=== Data supplied ===

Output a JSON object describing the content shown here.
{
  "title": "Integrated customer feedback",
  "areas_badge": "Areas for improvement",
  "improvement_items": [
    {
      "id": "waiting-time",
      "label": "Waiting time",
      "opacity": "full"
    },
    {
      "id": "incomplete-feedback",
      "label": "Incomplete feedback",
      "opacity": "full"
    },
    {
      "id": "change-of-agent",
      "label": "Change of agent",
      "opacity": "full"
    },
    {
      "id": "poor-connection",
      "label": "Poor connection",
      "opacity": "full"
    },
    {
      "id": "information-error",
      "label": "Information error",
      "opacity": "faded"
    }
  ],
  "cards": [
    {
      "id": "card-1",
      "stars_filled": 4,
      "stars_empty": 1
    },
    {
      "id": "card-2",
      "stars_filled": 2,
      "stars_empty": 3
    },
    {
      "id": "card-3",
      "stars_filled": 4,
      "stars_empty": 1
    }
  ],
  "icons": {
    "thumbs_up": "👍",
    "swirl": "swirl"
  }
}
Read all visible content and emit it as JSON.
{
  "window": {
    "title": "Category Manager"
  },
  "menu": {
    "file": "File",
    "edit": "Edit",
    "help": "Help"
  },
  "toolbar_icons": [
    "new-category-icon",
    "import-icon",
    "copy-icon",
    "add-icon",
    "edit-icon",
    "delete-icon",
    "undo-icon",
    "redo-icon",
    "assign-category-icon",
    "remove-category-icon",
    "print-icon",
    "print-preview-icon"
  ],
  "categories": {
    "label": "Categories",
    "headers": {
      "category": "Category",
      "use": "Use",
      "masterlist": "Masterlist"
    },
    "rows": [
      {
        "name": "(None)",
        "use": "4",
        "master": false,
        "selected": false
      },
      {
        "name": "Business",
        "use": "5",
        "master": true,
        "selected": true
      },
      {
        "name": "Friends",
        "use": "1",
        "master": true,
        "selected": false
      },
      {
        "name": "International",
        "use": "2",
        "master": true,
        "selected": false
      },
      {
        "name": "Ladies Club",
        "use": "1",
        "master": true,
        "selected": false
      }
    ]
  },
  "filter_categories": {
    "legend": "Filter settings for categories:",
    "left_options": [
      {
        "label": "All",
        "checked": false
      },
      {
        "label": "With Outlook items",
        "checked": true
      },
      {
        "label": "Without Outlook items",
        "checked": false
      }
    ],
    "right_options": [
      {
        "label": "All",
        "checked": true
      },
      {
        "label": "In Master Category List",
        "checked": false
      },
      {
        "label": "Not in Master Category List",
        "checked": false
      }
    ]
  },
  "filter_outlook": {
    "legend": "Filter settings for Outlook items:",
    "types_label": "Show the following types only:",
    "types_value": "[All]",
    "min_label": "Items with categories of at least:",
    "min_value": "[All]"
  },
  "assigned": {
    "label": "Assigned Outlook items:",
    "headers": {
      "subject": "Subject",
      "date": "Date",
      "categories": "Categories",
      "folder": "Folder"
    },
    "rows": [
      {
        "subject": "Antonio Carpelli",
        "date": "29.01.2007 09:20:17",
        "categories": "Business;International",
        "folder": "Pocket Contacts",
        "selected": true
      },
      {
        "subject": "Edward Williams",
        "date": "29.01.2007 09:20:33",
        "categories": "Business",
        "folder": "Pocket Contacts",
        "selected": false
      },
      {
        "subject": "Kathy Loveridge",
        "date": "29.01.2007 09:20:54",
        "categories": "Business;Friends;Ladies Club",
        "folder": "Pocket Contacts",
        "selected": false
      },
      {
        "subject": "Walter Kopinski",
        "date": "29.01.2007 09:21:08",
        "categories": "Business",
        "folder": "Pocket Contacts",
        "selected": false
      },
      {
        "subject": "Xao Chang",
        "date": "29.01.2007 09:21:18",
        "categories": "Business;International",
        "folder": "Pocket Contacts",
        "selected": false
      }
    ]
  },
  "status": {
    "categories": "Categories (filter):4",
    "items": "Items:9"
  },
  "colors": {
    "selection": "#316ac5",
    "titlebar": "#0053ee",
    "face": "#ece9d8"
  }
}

===

== Written exercise ==
Each record must be repeated exactly as it is.

== Completed exercise ==
Output a JSON object describing the content shown here.
{
  "title": "Integrated customer feedback",
  "areas_badge": "Areas for improvement",
  "improvement_items": [
    {
      "id": "waiting-time",
      "label": "Waiting time",
      "opacity": "full"
    },
    {
      "id": "incomplete-feedback",
      "label": "Incomplete feedback",
      "opacity": "full"
    },
    {
      "id": "change-of-agent",
      "label": "Change of agent",
      "opacity": "full"
    },
    {
      "id": "poor-connection",
      "label": "Poor connection",
      "opacity": "full"
    },
    {
      "id": "information-error",
      "label": "Information error",
      "opacity": "faded"
    }
  ],
  "cards": [
    {
      "id": "card-1",
      "stars_filled": 4,
      "stars_empty": 1
    },
    {
      "id": "card-2",
      "stars_filled": 2,
      "stars_empty": 3
    },
    {
      "id": "card-3",
      "stars_filled": 4,
      "stars_empty": 1
    }
  ],
  "icons": {
    "thumbs_up": "👍",
    "swirl": "swirl"
  }
}
Read all visible content and emit it as JSON.
{
  "window": {
    "title": "Category Manager"
  },
  "menu": {
    "file": "File",
    "edit": "Edit",
    "help": "Help"
  },
  "toolbar_icons": [
    "new-category-icon",
    "import-icon",
    "copy-icon",
    "add-icon",
    "edit-icon",
    "delete-icon",
    "undo-icon",
    "redo-icon",
    "assign-category-icon",
    "remove-category-icon",
    "print-icon",
    "print-preview-icon"
  ],
  "categories": {
    "label": "Categories",
    "headers": {
      "category": "Category",
      "use": "Use",
      "masterlist": "Masterlist"
    },
    "rows": [
      {
        "name": "(None)",
        "use": "4",
        "master": false,
        "selected": false
      },
      {
        "name": "Business",
        "use": "5",
        "master": true,
        "selected": true
      },
      {
        "name": "Friends",
        "use": "1",
        "master": true,
        "selected": false
      },
      {
        "name": "International",
        "use": "2",
        "master": true,
        "selected": false
      },
      {
        "name": "Ladies Club",
        "use": "1",
        "master": true,
        "selected": false
      }
    ]
  },
  "filter_categories": {
    "legend": "Filter settings for categories:",
    "left_options": [
      {
        "label": "All",
        "checked": false
      },
      {
        "label": "With Outlook items",
        "checked": true
      },
      {
        "label": "Without Outlook items",
        "checked": false
      }
    ],
    "right_options": [
      {
        "label": "All",
        "checked": true
      },
      {
        "label": "In Master Category List",
        "checked": false
      },
      {
        "label": "Not in Master Category List",
        "checked": false
      }
    ]
  },
  "filter_outlook": {
    "legend": "Filter settings for Outlook items:",
    "types_label": "Show the following types only:",
    "types_value": "[All]",
    "min_label": "Items with categories of at least:",
    "min_value": "[All]"
  },
  "assigned": {
    "label": "Assigned Outlook items:",
    "headers": {
      "subject": "Subject",
      "date": "Date",
      "categories": "Categories",
      "folder": "Folder"
    },
    "rows": [
      {
        "subject": "Antonio Carpelli",
        "date": "29.01.2007 09:20:17",
        "categories": "Business;International",
        "folder": "Pocket Contacts",
        "selected": true
      },
      {
        "subject": "Edward Williams",
        "date": "29.01.2007 09:20:33",
        "categories": "Business",
        "folder": "Pocket Contacts",
        "selected": false
      },
      {
        "subject": "Kathy Loveridge",
        "date": "29.01.2007 09:20:54",
        "categories": "Business;Friends;Ladies Club",
        "folder": "Pocket Contacts",
        "selected": false
      },
      {
        "subject": "Walter Kopinski",
        "date": "29.01.2007 09:21:08",
        "categories": "Business",
        "folder": "Pocket Contacts",
        "selected": false
      },
      {
        "subject": "Xao Chang",
        "date": "29.01.2007 09:21:18",
        "categories": "Business;International",
        "folder": "Pocket Contacts",
        "selected": false
      }
    ]
  },
  "status": {
    "categories": "Categories (filter):4",
    "items": "Items:9"
  },
  "colors": {
    "selection": "#316ac5",
    "titlebar": "#0053ee",
    "face": "#ece9d8"
  }
}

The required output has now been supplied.